▶ [THE TASK] Pick out every line that holds the string "Public" and copy it.

▶ [DATA LINES]

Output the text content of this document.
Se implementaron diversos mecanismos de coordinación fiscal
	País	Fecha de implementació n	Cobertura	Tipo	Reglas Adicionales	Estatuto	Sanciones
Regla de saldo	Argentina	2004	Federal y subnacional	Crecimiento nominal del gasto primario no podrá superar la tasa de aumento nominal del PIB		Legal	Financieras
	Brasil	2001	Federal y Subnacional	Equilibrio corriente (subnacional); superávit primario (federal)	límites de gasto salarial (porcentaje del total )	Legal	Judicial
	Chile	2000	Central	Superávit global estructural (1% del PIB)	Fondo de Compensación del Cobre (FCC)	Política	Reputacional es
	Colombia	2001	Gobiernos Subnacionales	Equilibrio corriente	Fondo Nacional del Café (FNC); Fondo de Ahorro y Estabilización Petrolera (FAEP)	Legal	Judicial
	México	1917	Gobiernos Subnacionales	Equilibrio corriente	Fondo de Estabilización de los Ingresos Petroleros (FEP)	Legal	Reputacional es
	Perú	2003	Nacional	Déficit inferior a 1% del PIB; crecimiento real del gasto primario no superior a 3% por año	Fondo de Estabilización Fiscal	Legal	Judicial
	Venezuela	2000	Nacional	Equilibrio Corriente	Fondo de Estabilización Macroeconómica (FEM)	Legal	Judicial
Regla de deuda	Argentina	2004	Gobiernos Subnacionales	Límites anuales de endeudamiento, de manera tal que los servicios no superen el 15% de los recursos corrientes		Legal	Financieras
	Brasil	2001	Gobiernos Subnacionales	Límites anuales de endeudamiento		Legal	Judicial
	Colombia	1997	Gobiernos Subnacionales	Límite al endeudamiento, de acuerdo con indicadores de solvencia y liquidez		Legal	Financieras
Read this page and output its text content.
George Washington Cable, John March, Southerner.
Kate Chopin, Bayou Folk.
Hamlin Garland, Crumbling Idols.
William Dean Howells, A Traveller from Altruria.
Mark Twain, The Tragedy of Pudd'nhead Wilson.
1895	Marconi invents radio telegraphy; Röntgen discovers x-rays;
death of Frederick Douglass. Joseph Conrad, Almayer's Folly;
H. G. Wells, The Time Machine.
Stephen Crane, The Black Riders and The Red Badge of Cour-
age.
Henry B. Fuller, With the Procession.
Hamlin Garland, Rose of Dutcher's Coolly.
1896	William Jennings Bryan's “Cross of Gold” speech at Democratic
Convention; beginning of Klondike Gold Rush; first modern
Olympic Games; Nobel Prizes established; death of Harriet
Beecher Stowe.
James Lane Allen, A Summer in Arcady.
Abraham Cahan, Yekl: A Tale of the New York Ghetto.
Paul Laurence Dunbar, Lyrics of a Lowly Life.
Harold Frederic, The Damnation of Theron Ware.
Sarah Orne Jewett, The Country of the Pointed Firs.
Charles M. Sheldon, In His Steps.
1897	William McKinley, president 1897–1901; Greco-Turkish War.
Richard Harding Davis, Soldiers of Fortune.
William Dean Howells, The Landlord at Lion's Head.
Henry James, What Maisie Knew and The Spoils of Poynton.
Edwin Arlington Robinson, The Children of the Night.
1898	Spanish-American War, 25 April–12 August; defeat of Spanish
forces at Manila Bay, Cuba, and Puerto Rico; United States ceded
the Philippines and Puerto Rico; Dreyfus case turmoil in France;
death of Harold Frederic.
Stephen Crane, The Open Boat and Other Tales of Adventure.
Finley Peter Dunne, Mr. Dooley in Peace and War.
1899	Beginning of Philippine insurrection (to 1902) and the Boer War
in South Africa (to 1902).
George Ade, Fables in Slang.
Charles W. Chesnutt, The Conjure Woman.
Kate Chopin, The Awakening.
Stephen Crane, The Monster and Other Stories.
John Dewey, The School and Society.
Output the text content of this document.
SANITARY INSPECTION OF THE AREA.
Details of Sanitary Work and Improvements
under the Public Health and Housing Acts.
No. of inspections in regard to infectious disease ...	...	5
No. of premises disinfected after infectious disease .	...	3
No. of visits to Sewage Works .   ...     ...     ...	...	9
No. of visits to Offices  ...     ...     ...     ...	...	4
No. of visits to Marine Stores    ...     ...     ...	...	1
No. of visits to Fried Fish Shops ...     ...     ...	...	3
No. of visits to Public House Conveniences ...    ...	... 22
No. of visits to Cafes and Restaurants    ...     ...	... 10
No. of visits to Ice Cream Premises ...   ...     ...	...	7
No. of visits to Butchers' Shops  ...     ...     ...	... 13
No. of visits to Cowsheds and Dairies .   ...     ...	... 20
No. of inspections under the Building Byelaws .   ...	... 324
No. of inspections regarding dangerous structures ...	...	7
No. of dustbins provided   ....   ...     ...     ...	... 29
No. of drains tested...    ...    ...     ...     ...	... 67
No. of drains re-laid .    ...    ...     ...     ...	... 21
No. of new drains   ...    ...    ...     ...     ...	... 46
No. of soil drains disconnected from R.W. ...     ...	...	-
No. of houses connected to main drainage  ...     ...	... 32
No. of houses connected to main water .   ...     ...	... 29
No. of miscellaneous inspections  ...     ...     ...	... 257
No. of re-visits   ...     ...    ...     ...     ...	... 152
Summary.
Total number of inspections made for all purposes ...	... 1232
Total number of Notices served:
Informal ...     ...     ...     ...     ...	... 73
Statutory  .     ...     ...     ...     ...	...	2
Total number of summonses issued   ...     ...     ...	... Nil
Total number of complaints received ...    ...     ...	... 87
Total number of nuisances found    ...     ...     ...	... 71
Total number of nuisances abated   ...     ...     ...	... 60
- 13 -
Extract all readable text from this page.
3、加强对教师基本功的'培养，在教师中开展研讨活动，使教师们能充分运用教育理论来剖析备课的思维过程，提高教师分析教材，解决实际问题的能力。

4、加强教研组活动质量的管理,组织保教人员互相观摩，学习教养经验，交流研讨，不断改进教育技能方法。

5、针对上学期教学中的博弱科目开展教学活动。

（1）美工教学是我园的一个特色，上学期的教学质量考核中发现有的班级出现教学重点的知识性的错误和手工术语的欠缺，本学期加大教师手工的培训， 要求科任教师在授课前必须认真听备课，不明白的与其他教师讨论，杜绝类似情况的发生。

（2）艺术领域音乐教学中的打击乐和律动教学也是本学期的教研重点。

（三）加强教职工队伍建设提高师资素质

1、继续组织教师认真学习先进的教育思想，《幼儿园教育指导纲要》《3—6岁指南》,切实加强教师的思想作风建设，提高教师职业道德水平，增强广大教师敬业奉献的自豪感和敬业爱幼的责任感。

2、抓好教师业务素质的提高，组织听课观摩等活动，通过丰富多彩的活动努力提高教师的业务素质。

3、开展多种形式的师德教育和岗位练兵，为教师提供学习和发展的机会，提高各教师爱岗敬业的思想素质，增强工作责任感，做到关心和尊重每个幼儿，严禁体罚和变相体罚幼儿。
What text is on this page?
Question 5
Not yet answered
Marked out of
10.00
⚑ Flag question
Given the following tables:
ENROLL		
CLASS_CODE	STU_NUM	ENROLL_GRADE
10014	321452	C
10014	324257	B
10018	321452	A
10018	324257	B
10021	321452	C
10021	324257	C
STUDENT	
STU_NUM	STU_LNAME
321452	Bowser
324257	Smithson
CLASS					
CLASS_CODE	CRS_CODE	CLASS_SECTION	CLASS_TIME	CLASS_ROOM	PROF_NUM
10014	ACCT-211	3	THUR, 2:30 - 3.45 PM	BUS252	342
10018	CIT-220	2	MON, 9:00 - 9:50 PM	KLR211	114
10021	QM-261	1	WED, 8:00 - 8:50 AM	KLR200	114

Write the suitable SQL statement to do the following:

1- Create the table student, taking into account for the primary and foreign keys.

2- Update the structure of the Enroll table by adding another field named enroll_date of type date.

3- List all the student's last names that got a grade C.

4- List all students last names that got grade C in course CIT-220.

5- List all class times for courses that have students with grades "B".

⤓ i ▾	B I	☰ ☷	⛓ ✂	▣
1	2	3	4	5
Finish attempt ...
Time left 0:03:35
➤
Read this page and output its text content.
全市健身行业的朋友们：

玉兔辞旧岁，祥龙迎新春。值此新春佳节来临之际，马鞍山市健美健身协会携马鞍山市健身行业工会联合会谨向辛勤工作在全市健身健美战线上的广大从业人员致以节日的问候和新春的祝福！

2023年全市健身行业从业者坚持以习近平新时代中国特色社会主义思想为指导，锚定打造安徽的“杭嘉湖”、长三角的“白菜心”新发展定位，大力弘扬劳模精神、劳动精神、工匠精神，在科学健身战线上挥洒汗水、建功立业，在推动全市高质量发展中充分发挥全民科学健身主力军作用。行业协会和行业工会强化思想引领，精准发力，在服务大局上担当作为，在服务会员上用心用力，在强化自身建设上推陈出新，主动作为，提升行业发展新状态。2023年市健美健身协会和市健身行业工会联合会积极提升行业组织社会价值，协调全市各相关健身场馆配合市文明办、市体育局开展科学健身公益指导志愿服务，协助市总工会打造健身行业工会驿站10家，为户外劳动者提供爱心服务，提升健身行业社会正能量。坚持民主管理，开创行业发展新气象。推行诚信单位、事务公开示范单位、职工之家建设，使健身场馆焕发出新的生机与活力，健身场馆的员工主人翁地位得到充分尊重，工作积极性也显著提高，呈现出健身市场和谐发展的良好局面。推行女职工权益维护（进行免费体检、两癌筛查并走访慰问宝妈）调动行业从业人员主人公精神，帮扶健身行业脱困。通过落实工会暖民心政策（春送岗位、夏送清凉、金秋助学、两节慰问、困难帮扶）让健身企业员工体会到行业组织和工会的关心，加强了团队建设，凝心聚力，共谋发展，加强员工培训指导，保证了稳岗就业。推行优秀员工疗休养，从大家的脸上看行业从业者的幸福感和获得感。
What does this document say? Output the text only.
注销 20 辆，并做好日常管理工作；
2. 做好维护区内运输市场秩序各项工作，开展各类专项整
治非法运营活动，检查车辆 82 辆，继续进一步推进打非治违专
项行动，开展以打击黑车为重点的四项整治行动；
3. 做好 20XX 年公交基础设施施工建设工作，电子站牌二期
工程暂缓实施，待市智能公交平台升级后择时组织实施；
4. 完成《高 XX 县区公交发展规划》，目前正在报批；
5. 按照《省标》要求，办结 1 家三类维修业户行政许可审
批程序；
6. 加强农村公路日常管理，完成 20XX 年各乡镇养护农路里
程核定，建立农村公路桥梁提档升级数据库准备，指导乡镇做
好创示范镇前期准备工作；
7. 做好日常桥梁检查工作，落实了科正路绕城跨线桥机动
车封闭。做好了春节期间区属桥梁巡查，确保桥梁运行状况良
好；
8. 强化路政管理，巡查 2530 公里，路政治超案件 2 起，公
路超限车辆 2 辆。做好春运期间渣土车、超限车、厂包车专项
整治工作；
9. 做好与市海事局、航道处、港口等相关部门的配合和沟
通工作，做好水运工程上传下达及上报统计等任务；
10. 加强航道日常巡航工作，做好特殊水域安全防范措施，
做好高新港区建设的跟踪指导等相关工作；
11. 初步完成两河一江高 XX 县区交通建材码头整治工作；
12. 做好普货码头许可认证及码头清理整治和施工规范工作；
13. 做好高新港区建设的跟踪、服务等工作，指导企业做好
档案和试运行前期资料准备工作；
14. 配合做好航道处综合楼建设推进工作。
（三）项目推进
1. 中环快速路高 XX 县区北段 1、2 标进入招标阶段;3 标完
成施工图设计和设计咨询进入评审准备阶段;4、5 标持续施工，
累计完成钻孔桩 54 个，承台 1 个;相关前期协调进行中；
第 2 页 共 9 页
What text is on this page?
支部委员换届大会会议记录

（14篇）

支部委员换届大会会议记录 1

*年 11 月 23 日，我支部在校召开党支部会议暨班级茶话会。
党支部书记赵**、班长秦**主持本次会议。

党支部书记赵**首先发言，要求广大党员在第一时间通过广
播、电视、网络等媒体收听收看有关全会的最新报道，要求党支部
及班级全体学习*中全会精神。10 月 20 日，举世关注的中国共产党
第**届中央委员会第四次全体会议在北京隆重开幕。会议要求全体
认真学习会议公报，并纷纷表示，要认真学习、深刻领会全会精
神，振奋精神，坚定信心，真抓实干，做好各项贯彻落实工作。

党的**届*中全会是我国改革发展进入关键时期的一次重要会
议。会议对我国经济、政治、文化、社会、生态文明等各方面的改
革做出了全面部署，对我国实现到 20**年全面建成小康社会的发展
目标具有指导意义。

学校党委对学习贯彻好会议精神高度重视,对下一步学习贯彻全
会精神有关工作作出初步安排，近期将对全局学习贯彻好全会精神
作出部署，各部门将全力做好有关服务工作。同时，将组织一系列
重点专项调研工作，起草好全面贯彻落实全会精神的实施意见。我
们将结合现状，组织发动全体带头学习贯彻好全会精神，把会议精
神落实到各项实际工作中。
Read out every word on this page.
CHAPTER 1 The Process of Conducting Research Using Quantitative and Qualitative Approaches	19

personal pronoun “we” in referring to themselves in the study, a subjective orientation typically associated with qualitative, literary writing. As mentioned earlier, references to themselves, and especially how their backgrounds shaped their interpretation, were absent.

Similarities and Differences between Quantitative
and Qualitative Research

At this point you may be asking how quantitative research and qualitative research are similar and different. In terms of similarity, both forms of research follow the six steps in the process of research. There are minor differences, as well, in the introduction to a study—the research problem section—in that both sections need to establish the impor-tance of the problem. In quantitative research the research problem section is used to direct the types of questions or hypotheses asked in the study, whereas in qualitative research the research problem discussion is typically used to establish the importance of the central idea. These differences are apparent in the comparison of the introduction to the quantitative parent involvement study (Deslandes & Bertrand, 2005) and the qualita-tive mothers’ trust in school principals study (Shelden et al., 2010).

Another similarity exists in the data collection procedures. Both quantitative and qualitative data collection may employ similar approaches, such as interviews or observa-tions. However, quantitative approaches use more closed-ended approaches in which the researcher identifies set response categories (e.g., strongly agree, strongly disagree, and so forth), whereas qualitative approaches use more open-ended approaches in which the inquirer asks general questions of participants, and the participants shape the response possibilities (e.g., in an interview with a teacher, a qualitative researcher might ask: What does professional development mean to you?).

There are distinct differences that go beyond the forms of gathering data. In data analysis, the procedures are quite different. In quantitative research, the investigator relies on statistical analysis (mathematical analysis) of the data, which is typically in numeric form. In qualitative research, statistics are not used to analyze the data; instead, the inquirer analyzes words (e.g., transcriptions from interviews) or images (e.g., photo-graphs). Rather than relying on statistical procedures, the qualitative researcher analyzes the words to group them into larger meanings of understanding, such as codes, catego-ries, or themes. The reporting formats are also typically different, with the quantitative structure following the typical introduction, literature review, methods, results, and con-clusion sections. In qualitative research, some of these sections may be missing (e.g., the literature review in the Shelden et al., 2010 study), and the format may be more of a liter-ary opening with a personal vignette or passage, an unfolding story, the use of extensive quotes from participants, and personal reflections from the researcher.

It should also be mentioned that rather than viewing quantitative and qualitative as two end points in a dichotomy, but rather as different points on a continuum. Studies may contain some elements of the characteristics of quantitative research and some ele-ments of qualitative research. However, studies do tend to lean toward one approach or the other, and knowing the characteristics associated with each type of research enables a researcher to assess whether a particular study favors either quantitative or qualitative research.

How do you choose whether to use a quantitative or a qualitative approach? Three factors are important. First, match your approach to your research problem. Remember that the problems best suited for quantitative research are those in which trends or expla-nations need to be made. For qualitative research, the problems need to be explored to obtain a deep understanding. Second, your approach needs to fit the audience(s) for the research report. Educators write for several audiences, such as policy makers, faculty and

▶ [THE REPLY]
under the Public Health and Housing Acts.
No. of visits to Public House Conveniences ...    ...	... 22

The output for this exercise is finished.